Source records
— begin —
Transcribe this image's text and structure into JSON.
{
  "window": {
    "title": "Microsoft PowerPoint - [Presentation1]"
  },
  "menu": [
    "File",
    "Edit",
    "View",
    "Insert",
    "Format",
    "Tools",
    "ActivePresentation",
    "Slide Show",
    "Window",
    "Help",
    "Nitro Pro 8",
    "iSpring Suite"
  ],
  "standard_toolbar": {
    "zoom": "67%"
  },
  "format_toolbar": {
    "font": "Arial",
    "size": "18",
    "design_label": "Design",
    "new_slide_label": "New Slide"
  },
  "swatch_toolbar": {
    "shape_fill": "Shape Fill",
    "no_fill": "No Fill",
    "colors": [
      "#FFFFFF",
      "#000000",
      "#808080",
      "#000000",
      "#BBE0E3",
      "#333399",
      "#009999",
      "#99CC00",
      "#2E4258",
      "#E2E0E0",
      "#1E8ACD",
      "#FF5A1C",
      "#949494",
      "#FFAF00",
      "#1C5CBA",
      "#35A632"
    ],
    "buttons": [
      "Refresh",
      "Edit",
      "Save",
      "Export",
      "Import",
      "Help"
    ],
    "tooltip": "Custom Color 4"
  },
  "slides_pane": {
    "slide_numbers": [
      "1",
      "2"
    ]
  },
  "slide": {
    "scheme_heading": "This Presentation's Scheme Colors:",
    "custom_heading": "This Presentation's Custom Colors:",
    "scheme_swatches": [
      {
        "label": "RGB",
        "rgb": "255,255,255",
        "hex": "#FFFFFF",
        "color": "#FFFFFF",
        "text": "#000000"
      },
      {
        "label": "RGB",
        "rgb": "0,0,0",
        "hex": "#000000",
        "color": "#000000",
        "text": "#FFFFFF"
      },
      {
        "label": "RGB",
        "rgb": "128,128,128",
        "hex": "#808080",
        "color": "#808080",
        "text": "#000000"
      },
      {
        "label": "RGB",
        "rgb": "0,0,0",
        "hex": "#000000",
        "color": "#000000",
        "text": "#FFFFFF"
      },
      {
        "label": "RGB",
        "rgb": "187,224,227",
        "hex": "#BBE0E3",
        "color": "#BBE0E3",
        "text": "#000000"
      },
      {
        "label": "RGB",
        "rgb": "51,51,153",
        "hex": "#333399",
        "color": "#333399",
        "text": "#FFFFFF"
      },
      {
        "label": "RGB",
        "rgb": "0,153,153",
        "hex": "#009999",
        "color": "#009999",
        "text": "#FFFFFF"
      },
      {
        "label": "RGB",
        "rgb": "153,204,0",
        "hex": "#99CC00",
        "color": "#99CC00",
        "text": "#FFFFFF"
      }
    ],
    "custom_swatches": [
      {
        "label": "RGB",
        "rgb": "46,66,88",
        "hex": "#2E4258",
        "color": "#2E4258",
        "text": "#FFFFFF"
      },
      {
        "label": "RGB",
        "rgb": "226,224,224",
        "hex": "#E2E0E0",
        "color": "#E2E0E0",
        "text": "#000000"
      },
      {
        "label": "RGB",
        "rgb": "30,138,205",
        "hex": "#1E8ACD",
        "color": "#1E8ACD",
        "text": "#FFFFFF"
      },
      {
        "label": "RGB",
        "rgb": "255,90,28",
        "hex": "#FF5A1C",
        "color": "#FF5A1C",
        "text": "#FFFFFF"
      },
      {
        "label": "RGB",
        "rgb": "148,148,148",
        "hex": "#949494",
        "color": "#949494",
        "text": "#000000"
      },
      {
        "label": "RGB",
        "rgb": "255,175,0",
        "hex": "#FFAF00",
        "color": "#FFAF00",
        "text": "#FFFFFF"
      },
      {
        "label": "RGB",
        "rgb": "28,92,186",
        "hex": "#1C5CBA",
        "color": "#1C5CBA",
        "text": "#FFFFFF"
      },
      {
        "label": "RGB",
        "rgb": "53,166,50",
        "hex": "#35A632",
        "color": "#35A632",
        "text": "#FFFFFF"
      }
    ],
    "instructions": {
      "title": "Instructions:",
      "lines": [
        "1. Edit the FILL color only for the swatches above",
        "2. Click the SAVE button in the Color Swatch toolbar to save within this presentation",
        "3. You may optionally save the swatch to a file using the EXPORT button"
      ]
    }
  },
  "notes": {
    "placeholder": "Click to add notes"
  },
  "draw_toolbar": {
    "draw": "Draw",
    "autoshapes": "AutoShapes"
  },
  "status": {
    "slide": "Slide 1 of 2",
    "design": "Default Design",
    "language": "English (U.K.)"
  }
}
— end —
What this task involves | Find each line that has the word "title", then copy it out.

Finished answer |
    "title": "Microsoft PowerPoint - [Presentation1]"
      "title": "Instructions:",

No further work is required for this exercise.